→ **What the task asks**
Determine which lines contain the word "centra", then copy those lines.

→ **Supplied data**
◆ ◆ ◆ ◆

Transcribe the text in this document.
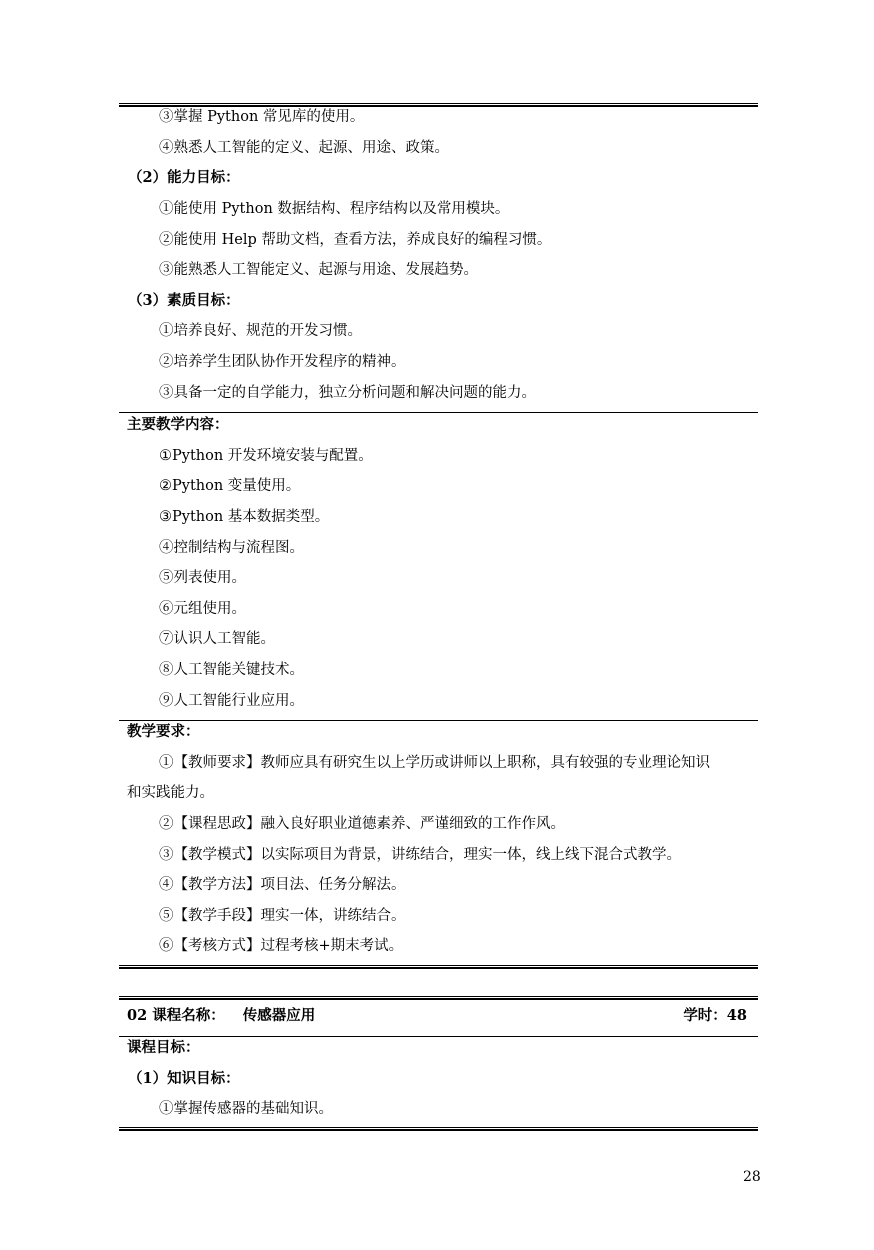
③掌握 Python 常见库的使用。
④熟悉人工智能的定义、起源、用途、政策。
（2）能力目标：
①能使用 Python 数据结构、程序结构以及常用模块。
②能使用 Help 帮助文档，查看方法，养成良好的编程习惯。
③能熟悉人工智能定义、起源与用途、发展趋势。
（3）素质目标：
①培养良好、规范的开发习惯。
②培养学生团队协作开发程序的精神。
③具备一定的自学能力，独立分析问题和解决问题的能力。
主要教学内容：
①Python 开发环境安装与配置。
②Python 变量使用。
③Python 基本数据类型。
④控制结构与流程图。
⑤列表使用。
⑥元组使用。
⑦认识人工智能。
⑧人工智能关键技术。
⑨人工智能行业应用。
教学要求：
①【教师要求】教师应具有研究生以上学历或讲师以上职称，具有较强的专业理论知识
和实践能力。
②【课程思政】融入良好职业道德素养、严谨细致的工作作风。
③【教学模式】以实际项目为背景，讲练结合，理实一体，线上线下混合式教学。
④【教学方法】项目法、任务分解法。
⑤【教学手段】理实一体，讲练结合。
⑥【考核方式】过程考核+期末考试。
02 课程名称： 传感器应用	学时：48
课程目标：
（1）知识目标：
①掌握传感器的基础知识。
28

◆ ◆ ◆ ◆

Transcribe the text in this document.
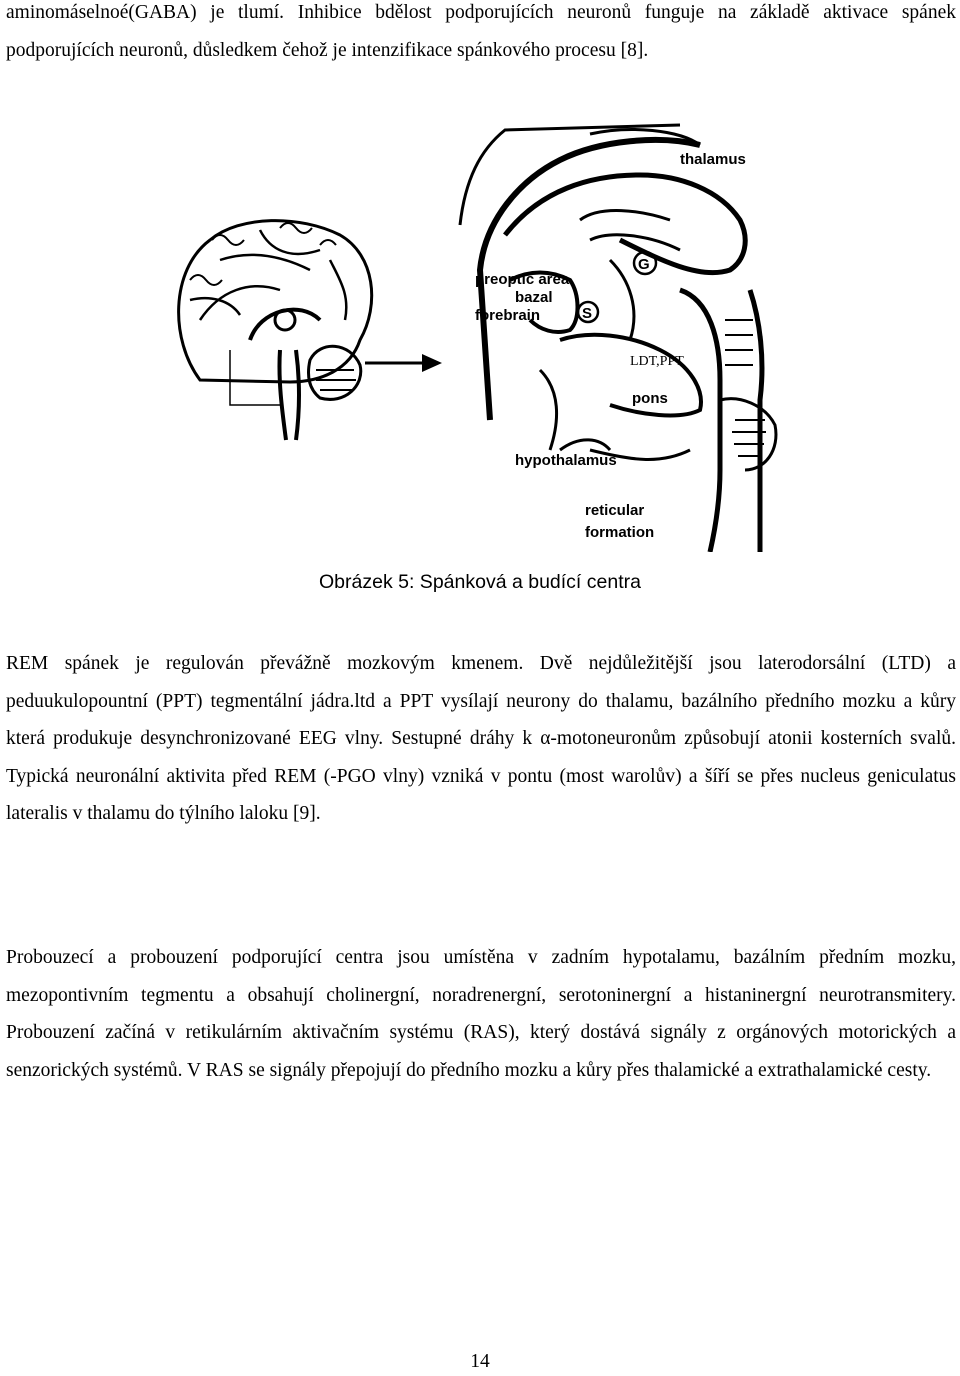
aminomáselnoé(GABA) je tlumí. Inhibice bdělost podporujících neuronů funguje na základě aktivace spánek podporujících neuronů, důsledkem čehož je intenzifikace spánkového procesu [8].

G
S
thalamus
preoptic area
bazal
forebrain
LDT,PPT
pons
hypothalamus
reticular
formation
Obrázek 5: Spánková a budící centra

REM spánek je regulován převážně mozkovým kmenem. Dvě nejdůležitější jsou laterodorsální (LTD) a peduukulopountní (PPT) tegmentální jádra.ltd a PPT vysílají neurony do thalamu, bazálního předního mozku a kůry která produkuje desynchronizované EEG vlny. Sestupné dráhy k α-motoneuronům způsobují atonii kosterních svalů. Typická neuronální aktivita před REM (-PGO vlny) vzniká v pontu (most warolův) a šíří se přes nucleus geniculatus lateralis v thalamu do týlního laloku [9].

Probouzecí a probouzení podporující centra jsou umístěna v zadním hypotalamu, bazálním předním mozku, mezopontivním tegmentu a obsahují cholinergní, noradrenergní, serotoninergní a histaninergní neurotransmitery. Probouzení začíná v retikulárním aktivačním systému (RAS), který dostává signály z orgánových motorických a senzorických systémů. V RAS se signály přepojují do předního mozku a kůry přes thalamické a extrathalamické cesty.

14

◆ ◆ ◆ ◆

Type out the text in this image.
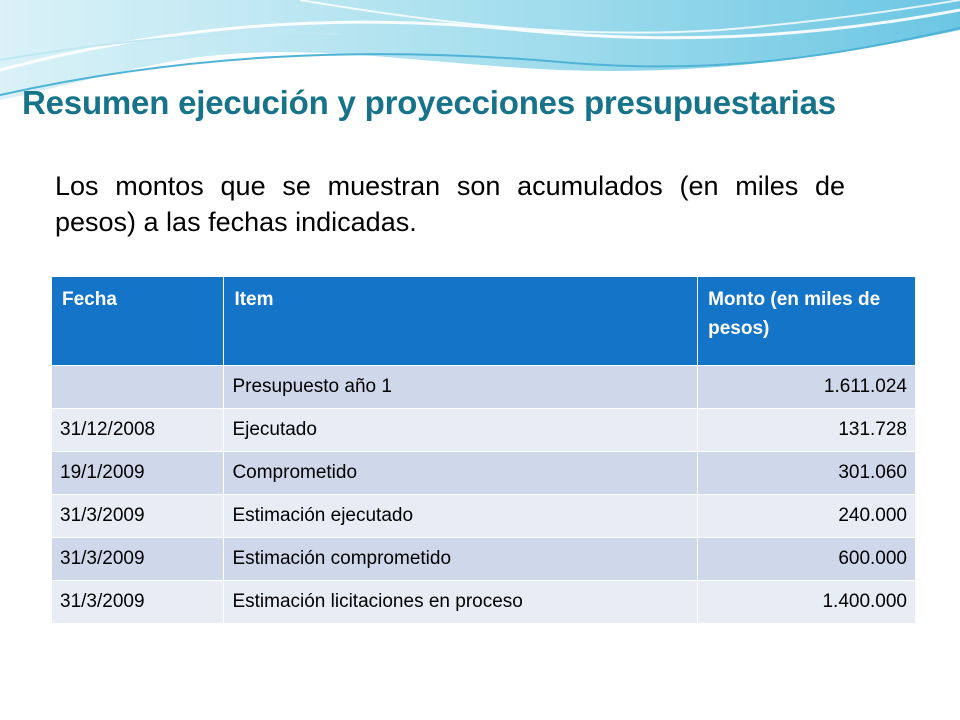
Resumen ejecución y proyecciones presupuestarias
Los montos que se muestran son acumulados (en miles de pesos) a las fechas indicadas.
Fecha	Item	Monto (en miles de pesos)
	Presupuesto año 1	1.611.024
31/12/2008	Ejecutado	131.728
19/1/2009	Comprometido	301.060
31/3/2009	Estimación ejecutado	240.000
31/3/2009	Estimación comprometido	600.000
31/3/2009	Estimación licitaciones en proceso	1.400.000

◆ ◆ ◆ ◆

→ **Written solution**
Obrázek 5: Spánková a budící centra
Probouzecí a probouzení podporující centra jsou umístěna v zadním hypotalamu, bazálním předním mozku, mezopontivním tegmentu a obsahují cholinergní, noradrenergní, serotoninergní a histaninergní neurotransmitery. Probouzení začíná v retikulárním aktivačním systému (RAS), který dostává signály z orgánových motorických a senzorických systémů. V RAS se signály přepojují do předního mozku a kůry přes thalamické a extrathalamické cesty.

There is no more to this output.